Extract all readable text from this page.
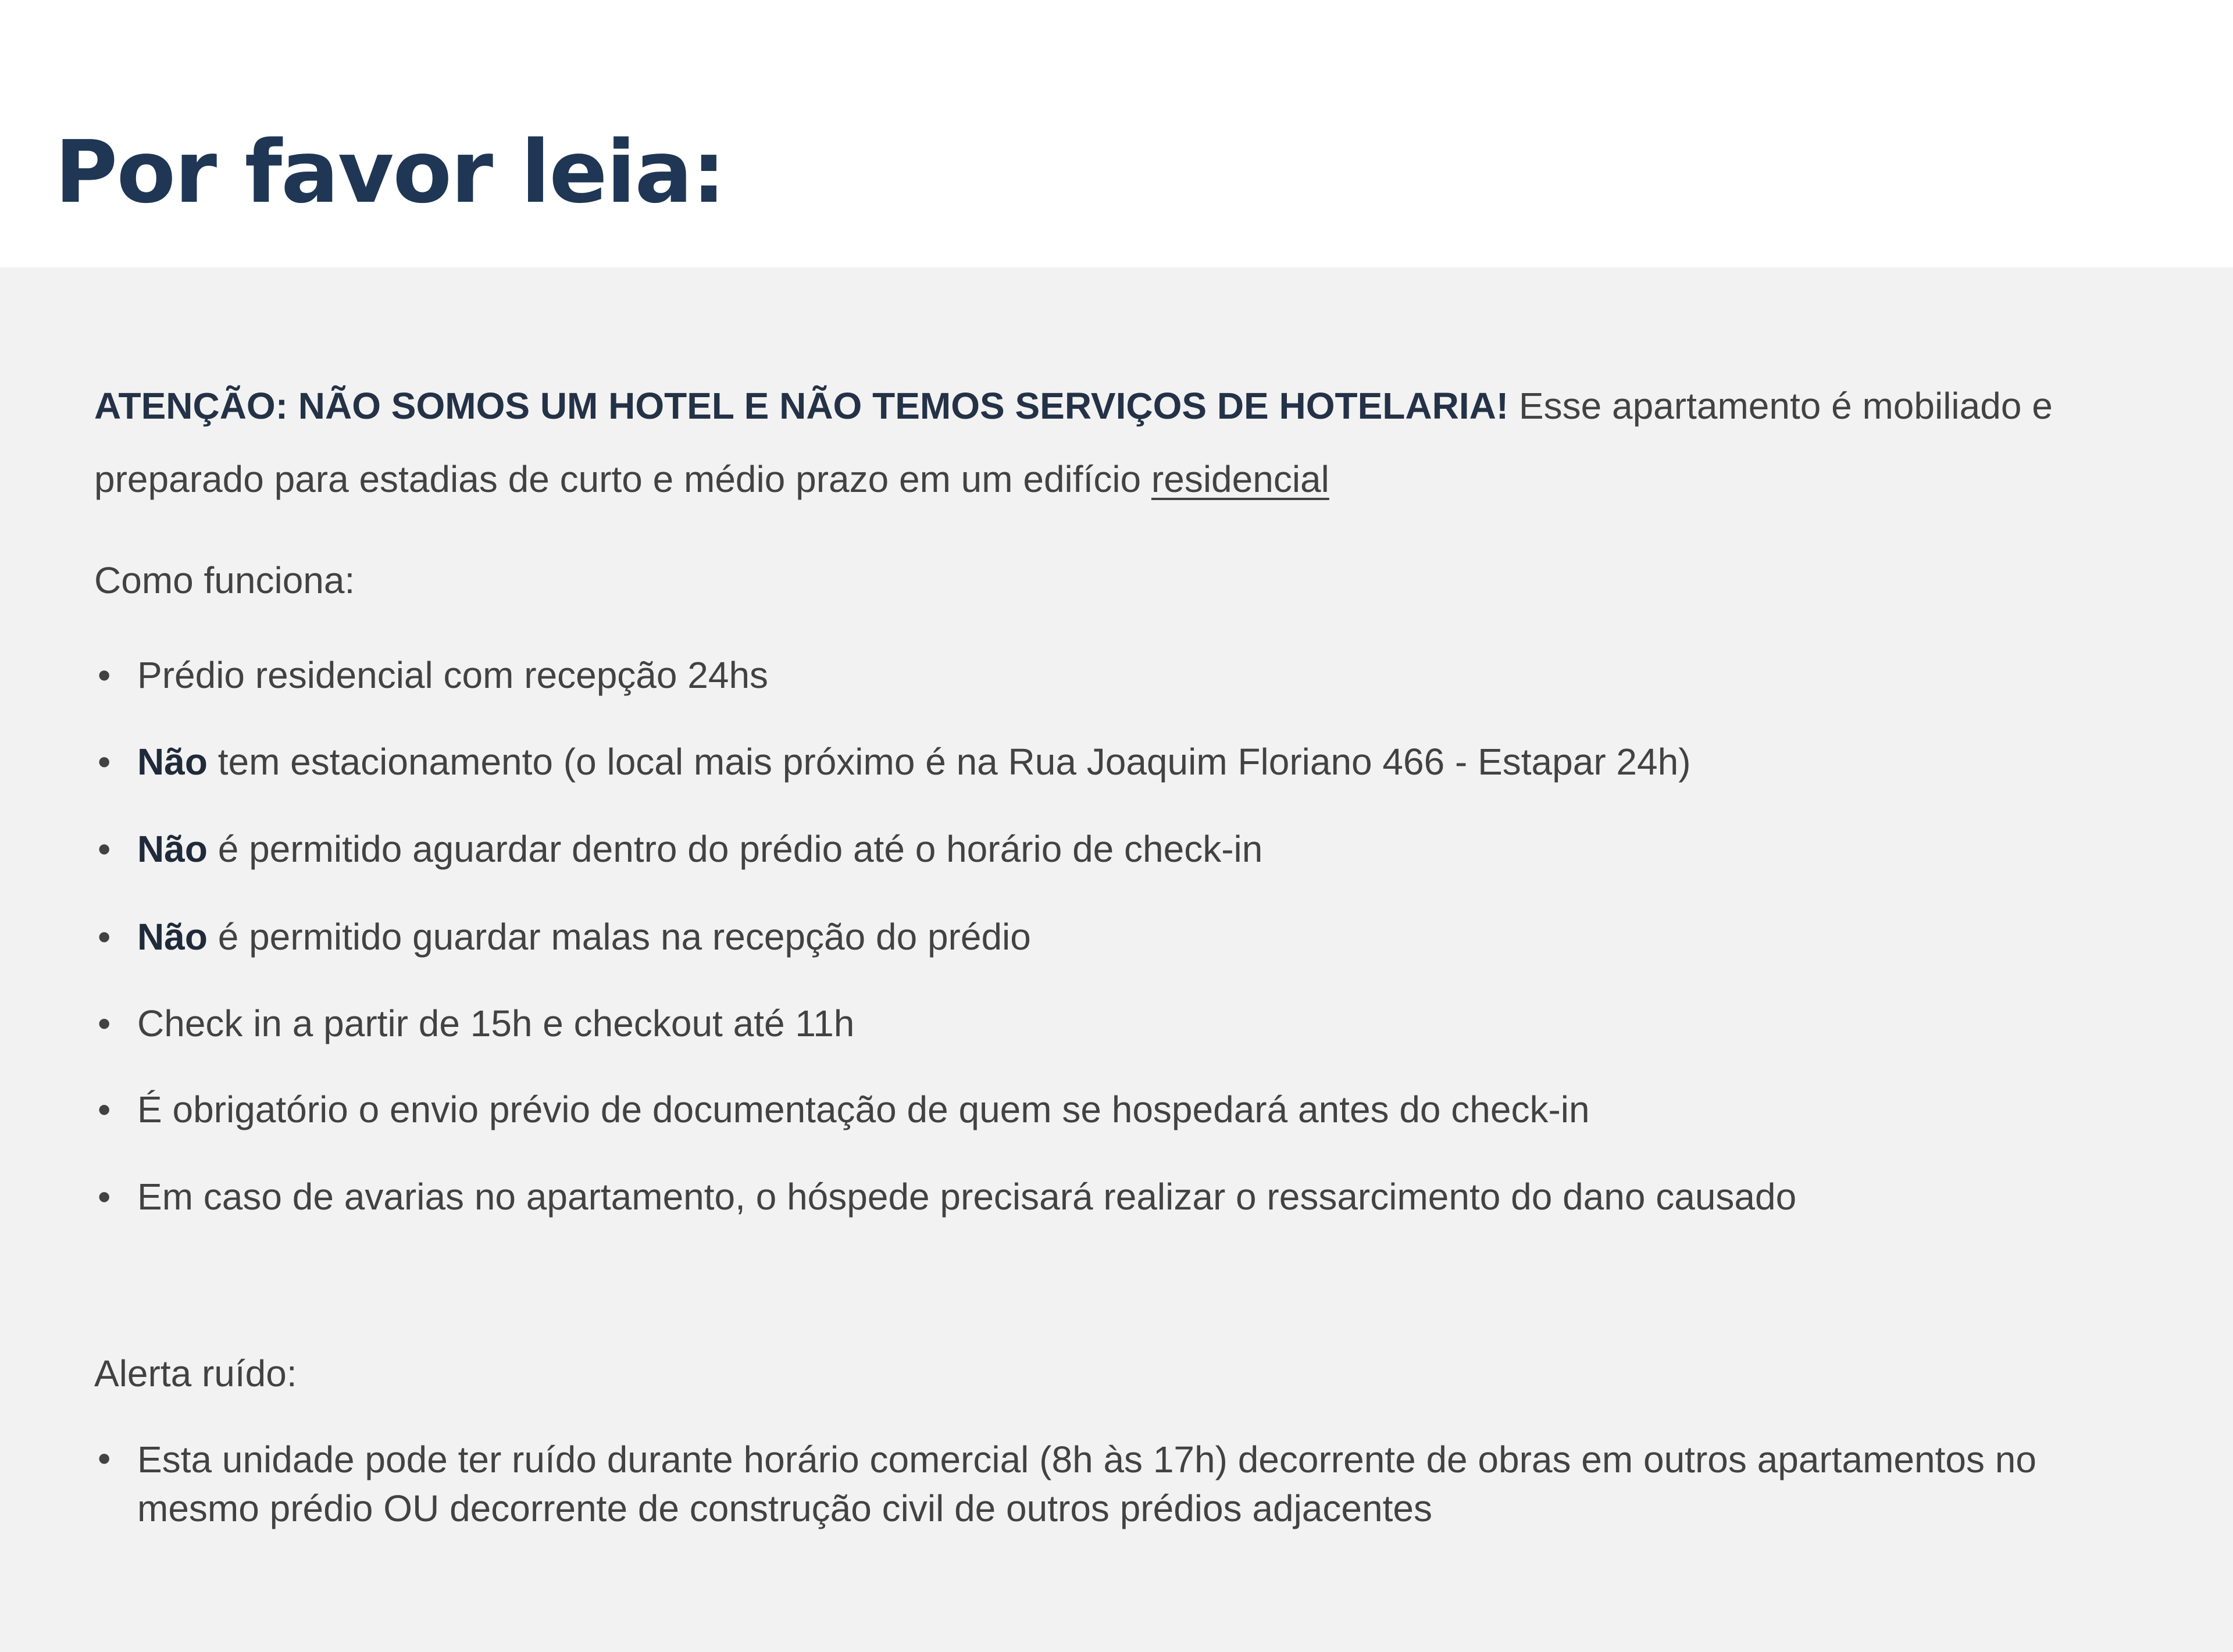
Por favor leia:

ATENÇÃO: NÃO SOMOS UM HOTEL E NÃO TEMOS SERVIÇOS DE HOTELARIA! Esse apartamento é mobiliado e preparado para estadias de curto e médio prazo em um edifício residencial

Como funciona:

• Prédio residencial com recepção 24hs
• Não tem estacionamento (o local mais próximo é na Rua Joaquim Floriano 466 - Estapar 24h)
• Não é permitido aguardar dentro do prédio até o horário de check-in
• Não é permitido guardar malas na recepção do prédio
• Check in a partir de 15h e checkout até 11h
• É obrigatório o envio prévio de documentação de quem se hospedará antes do check-in
• Em caso de avarias no apartamento, o hóspede precisará realizar o ressarcimento do dano causado

Alerta ruído:

• Esta unidade pode ter ruído durante horário comercial (8h às 17h) decorrente de obras em outros apartamentos no mesmo prédio OU decorrente de construção civil de outros prédios adjacentes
· · · · · · ·
Omit the images and transcribe all of the records above word for word.

Extract all readable text from this page.
Por favor leia:

ATENÇÃO: NÃO SOMOS UM HOTEL E NÃO TEMOS SERVIÇOS DE HOTELARIA! Esse apartamento é mobiliado e preparado para estadias de curto e médio prazo em um edifício residencial

Como funciona:

• Prédio residencial com recepção 24hs
• Não tem estacionamento (o local mais próximo é na Rua Joaquim Floriano 466 - Estapar 24h)
• Não é permitido aguardar dentro do prédio até o horário de check-in
• Não é permitido guardar malas na recepção do prédio
• Check in a partir de 15h e checkout até 11h
• É obrigatório o envio prévio de documentação de quem se hospedará antes do check-in
• Em caso de avarias no apartamento, o hóspede precisará realizar o ressarcimento do dano causado

Alerta ruído:

• Esta unidade pode ter ruído durante horário comercial (8h às 17h) decorrente de obras em outros apartamentos no mesmo prédio OU decorrente de construção civil de outros prédios adjacentes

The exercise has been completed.